Rows from a figure dataset

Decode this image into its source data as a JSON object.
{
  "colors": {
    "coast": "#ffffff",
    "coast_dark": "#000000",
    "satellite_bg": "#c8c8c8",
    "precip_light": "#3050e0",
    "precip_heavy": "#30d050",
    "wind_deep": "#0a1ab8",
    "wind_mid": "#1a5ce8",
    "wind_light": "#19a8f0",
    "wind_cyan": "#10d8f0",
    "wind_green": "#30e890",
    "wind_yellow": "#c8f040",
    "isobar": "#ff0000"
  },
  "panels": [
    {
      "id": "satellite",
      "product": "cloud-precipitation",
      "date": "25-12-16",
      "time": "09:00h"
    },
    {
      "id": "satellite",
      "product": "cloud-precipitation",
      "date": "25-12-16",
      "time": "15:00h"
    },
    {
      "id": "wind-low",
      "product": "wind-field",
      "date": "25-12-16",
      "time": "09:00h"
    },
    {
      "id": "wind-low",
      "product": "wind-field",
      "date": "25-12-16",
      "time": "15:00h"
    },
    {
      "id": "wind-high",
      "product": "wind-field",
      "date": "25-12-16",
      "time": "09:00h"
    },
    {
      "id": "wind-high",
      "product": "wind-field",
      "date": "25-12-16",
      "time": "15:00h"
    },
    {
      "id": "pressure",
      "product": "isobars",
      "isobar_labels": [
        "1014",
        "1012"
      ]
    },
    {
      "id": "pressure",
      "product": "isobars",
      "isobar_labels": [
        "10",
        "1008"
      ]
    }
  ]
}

-- Exercise goal --
All of the lines above need to be given again exactly.

-- Output of the task --
Decode this image into its source data as a JSON object.
{
  "colors": {
    "coast": "#ffffff",
    "coast_dark": "#000000",
    "satellite_bg": "#c8c8c8",
    "precip_light": "#3050e0",
    "precip_heavy": "#30d050",
    "wind_deep": "#0a1ab8",
    "wind_mid": "#1a5ce8",
    "wind_light": "#19a8f0",
    "wind_cyan": "#10d8f0",
    "wind_green": "#30e890",
    "wind_yellow": "#c8f040",
    "isobar": "#ff0000"
  },
  "panels": [
    {
      "id": "satellite",
      "product": "cloud-precipitation",
      "date": "25-12-16",
      "time": "09:00h"
    },
    {
      "id": "satellite",
      "product": "cloud-precipitation",
      "date": "25-12-16",
      "time": "15:00h"
    },
    {
      "id": "wind-low",
      "product": "wind-field",
      "date": "25-12-16",
      "time": "09:00h"
    },
    {
      "id": "wind-low",
      "product": "wind-field",
      "date": "25-12-16",
      "time": "15:00h"
    },
    {
      "id": "wind-high",
      "product": "wind-field",
      "date": "25-12-16",
      "time": "09:00h"
    },
    {
      "id": "wind-high",
      "product": "wind-field",
      "date": "25-12-16",
      "time": "15:00h"
    },
    {
      "id": "pressure",
      "product": "isobars",
      "isobar_labels": [
        "1014",
        "1012"
      ]
    },
    {
      "id": "pressure",
      "product": "isobars",
      "isobar_labels": [
        "10",
        "1008"
      ]
    }
  ]
}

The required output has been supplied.